▶ _WORK TO BE COMPLETED_
Return each line containing "договору".

Stored records
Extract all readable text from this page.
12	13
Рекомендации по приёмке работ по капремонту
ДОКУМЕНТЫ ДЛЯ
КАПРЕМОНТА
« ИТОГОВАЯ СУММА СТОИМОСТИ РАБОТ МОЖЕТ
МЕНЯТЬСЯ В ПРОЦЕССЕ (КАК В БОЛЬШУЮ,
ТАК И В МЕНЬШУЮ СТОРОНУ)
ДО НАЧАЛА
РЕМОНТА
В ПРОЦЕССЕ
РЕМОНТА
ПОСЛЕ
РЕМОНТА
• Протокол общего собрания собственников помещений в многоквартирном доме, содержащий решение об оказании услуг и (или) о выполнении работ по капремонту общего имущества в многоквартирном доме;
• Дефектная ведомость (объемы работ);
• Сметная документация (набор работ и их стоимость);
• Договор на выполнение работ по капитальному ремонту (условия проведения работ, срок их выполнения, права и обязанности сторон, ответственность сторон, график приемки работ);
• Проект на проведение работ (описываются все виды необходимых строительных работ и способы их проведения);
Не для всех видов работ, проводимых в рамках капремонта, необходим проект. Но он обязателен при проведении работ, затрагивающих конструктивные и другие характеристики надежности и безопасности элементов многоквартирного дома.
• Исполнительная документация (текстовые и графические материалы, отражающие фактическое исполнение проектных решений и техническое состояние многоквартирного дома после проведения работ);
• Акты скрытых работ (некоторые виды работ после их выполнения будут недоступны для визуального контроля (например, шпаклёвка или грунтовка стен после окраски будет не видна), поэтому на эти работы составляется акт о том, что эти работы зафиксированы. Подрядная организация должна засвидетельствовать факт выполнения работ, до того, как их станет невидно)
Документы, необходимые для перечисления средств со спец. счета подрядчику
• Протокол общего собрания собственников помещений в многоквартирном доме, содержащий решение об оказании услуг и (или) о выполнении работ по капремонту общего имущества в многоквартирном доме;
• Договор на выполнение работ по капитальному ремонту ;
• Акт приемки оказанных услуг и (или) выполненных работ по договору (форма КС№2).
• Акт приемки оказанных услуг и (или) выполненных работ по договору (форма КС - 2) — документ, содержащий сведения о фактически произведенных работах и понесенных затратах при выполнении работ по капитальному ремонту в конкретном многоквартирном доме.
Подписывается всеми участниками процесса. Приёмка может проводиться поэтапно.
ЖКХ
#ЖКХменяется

▶ _RESPONSE TO THE TASK_
• Акт приемки оказанных услуг и (или) выполненных работ по договору (форма КС№2).
• Акт приемки оказанных услуг и (или) выполненных работ по договору (форма КС - 2) — документ, содержащий сведения о фактически произведенных работах и понесенных затратах при выполнении работ по капитальному ремонту в конкретном многоквартирном доме.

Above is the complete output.